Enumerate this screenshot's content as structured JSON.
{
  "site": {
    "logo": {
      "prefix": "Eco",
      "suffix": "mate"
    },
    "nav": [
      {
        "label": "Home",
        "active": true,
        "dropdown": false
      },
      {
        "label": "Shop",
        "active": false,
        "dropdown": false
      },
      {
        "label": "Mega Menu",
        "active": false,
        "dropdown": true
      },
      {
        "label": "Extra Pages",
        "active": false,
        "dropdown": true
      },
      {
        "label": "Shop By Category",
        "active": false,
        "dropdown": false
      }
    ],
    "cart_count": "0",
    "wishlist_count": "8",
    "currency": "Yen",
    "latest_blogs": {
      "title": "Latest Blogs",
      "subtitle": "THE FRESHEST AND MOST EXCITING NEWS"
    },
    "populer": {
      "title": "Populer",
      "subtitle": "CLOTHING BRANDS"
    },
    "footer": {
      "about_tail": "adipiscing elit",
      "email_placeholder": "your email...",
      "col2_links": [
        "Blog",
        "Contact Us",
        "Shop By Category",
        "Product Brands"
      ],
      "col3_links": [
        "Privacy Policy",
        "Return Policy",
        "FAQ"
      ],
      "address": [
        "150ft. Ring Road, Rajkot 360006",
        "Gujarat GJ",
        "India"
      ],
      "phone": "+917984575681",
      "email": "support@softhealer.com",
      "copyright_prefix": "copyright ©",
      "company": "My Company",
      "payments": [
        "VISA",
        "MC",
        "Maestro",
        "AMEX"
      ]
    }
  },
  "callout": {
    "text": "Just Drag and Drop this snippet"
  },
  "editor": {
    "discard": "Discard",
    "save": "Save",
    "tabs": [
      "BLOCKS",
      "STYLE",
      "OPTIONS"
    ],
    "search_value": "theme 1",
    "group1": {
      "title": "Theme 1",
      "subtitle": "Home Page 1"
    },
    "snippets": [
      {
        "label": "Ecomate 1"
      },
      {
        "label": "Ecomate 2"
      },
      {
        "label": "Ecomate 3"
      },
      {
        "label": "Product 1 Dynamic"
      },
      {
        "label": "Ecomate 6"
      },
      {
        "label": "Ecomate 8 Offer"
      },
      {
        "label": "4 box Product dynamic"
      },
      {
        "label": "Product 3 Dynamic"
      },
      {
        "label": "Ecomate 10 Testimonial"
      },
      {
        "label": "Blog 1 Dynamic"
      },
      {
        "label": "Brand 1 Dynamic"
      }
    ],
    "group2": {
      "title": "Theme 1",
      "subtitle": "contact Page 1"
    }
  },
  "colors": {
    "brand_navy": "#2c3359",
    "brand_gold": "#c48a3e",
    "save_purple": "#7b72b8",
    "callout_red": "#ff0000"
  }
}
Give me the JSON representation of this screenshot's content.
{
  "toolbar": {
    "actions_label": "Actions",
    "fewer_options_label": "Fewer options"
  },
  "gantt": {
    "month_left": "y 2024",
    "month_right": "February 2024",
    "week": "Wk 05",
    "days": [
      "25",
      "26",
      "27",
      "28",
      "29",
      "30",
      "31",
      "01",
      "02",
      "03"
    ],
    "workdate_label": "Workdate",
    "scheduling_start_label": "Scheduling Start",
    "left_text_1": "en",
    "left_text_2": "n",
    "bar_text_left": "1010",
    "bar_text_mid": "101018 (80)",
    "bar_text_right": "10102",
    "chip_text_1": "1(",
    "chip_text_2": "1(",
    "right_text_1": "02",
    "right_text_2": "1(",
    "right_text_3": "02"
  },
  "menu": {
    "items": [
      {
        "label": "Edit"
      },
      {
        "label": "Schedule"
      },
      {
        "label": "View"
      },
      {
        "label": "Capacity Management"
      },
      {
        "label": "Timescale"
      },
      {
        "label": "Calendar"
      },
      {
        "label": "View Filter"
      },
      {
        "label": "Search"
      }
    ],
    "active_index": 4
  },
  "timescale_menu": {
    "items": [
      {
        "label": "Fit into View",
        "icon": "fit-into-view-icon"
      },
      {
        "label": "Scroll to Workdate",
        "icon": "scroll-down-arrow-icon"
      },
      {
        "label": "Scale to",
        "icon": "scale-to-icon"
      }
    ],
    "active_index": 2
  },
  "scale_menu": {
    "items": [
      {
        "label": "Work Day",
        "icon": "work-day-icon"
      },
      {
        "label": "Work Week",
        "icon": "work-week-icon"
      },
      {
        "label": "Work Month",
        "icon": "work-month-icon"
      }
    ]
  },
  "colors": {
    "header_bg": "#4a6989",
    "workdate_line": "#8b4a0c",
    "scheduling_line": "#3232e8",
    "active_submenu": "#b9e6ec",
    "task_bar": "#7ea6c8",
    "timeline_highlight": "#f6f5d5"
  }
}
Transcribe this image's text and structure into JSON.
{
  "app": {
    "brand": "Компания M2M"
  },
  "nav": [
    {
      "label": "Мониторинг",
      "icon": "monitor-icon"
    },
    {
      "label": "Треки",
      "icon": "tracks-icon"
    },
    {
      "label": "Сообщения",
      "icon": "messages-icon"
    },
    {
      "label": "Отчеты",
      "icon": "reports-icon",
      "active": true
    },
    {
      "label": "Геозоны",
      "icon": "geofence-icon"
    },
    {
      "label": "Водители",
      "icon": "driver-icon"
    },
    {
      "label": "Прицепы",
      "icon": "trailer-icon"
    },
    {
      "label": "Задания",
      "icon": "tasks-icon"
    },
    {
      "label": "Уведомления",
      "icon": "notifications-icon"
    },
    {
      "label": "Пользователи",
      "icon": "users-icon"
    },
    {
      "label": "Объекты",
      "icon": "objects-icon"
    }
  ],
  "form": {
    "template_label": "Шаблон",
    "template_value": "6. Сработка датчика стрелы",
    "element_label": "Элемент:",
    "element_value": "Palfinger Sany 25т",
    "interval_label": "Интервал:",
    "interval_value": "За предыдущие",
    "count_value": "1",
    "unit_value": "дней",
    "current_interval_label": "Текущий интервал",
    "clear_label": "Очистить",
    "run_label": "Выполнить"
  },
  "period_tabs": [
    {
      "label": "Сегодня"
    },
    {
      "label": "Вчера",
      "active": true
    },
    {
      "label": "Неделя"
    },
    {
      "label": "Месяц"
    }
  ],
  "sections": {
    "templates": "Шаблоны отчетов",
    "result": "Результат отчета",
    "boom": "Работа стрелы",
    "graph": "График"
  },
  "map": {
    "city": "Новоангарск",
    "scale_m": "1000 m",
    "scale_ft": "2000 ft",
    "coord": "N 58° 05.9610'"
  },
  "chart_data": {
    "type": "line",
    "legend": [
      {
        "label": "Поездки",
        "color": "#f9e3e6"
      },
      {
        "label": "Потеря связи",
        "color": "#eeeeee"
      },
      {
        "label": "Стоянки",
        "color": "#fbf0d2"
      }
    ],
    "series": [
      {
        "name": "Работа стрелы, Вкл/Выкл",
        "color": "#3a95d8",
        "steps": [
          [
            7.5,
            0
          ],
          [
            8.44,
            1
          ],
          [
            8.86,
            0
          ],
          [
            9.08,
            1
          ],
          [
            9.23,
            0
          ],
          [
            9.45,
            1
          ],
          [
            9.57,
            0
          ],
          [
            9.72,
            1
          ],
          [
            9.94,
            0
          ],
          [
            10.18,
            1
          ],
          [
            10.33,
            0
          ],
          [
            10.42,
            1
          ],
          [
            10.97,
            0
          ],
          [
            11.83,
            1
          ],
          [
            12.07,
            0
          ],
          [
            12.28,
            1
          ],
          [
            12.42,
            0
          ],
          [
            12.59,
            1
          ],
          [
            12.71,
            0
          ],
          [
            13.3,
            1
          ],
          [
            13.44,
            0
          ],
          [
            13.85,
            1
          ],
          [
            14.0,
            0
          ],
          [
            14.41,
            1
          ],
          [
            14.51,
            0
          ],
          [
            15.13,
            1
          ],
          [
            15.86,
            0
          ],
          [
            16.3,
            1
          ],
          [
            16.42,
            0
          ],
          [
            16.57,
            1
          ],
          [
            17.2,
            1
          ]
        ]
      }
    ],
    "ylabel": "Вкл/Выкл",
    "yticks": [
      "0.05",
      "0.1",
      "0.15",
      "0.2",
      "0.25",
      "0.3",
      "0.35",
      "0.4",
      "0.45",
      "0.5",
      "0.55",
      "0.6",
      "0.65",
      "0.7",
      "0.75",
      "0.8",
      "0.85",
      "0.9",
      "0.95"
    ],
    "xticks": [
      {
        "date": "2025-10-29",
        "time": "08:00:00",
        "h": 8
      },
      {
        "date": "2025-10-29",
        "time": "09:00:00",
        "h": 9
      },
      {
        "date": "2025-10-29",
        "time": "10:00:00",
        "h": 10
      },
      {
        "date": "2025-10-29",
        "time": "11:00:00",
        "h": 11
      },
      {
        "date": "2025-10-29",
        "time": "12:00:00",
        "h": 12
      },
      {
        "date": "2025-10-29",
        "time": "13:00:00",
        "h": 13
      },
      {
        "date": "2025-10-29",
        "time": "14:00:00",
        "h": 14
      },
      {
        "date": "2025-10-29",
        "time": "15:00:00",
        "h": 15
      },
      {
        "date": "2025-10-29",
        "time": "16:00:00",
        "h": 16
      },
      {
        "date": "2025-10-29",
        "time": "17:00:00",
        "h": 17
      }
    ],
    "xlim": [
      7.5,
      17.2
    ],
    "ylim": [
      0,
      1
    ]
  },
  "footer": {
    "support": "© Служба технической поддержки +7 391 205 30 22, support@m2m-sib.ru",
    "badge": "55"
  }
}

WRITTEN EXERCISE: Show the lines that mention the word "support".

FINISHED EXERCISE:
      "email": "support@softhealer.com",
    "support": "© Служба технической поддержки +7 391 205 30 22, support@m2m-sib.ru",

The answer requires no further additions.